* **Your task**
Identify the lines bearing the string "symvers" and gather them.

* **Task material**
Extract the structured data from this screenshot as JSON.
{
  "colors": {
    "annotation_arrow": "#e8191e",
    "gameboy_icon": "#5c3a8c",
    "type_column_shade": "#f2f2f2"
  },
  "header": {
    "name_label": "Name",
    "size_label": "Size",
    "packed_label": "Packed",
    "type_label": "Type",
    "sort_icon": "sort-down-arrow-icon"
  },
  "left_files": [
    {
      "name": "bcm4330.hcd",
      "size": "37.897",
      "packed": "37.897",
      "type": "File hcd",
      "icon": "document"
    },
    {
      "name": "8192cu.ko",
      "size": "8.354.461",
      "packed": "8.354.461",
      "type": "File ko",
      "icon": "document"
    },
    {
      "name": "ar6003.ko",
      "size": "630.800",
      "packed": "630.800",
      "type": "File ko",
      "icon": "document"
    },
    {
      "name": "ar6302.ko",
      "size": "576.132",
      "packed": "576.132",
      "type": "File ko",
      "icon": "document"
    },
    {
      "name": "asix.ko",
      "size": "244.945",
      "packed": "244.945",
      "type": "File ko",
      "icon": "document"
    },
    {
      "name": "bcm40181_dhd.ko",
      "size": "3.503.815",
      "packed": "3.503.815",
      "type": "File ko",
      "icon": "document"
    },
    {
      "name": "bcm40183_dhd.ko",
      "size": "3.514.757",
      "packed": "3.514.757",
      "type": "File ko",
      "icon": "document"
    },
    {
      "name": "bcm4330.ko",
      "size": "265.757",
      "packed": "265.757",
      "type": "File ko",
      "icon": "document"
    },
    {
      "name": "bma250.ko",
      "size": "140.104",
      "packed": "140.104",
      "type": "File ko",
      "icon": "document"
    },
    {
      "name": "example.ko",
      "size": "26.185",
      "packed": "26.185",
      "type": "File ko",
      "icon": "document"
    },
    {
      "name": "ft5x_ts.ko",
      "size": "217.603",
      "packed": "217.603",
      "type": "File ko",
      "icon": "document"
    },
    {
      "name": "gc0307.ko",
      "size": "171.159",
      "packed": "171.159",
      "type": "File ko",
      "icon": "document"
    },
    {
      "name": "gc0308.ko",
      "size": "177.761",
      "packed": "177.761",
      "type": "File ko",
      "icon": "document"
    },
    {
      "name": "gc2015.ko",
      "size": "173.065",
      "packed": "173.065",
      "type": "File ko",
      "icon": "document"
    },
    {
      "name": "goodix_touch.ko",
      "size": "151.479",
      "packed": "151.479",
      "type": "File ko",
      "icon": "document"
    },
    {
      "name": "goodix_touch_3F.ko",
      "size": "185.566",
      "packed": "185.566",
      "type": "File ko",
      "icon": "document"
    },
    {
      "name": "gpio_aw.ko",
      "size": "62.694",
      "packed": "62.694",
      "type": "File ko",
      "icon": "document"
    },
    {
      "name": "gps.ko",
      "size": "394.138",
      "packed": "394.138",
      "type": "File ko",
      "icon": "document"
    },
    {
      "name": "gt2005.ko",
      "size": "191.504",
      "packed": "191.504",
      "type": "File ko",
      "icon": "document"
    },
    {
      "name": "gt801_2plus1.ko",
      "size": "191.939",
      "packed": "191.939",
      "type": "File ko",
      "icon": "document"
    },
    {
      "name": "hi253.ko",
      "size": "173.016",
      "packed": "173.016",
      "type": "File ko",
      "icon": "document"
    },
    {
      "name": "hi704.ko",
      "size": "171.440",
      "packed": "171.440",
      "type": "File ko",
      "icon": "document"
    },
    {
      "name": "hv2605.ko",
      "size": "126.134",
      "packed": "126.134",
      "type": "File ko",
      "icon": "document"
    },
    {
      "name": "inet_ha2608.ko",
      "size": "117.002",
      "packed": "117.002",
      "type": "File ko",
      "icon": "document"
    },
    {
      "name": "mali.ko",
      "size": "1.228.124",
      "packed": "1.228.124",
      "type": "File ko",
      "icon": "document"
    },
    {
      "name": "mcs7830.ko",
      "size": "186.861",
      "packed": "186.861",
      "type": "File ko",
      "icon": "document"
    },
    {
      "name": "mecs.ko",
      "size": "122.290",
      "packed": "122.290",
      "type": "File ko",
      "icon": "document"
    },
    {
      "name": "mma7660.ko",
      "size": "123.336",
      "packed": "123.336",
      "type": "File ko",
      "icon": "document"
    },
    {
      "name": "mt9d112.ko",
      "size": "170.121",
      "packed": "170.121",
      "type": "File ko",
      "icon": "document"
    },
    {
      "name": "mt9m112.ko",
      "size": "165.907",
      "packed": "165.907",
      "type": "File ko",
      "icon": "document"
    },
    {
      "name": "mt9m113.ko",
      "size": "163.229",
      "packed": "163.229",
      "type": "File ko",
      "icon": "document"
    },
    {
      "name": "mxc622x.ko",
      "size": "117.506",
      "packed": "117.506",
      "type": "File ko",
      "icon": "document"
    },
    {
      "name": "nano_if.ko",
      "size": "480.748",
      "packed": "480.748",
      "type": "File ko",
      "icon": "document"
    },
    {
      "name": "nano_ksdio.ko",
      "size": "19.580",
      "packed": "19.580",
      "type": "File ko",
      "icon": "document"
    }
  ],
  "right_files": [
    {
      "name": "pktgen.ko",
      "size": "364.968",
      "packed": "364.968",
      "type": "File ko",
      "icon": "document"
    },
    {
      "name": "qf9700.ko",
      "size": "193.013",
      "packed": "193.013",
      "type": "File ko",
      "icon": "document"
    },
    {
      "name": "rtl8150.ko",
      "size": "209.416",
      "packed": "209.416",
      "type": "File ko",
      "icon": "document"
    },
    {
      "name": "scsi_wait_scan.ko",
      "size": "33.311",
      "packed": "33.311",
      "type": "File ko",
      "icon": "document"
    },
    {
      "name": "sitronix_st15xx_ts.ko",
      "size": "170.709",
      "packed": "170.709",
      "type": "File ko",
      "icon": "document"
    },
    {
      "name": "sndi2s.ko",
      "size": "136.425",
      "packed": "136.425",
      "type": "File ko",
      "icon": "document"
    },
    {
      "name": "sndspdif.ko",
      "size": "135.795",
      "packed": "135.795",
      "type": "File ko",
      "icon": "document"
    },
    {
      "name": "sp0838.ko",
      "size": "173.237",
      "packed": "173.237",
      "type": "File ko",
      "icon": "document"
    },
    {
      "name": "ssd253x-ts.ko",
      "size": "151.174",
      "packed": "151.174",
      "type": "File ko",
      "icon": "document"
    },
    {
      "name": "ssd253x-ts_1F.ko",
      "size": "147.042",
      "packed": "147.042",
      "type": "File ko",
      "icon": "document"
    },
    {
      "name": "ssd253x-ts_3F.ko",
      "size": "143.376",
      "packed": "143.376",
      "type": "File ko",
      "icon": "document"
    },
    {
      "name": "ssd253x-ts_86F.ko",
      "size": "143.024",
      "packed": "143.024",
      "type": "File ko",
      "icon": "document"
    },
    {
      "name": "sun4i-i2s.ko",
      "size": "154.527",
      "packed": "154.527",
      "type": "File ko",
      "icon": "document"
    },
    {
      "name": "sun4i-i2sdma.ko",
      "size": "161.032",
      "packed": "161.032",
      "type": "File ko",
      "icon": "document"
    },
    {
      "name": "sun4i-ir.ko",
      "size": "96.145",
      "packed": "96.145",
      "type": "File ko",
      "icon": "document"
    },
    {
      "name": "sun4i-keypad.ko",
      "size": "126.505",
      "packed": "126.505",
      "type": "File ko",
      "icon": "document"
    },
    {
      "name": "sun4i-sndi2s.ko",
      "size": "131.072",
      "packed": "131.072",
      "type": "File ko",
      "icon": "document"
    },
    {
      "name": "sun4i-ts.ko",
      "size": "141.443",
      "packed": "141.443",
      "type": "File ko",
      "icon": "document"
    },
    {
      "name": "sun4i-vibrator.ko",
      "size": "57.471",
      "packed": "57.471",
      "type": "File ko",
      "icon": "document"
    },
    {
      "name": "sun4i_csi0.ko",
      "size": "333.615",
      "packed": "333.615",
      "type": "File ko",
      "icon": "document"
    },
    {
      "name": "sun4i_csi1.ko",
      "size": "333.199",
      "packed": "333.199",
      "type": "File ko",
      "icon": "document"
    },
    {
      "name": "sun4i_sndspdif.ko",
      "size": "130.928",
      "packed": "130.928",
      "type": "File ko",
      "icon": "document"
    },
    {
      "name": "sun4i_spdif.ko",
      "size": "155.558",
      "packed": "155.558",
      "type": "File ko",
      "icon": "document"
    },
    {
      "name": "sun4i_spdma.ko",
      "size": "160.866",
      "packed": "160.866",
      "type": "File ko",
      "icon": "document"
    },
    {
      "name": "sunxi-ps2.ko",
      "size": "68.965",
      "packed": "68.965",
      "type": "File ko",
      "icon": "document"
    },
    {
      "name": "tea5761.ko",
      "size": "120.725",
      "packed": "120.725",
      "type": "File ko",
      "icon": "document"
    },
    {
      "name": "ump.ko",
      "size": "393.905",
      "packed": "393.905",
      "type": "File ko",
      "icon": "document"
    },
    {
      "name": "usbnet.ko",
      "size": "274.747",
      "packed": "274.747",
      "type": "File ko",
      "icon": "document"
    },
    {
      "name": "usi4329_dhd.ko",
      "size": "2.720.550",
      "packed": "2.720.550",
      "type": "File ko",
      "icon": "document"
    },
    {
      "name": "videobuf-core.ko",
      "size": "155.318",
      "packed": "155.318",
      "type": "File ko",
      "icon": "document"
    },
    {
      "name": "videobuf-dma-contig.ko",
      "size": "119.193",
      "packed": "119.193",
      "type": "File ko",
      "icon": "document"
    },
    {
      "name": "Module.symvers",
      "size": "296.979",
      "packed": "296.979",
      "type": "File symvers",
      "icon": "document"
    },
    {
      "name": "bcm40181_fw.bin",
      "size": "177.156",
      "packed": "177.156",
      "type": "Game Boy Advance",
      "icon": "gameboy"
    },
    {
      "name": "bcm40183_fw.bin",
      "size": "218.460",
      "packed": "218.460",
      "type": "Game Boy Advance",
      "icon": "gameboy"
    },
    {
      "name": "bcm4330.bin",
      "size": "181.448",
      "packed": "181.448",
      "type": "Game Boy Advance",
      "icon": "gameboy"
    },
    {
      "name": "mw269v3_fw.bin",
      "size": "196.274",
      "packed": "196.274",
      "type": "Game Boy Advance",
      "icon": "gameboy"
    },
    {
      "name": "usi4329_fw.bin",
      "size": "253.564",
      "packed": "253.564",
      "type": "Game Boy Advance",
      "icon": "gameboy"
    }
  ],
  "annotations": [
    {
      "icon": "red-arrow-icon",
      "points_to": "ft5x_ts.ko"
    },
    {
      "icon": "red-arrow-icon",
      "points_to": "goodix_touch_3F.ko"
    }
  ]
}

* **The response**
      "name": "Module.symvers",
      "type": "File symvers",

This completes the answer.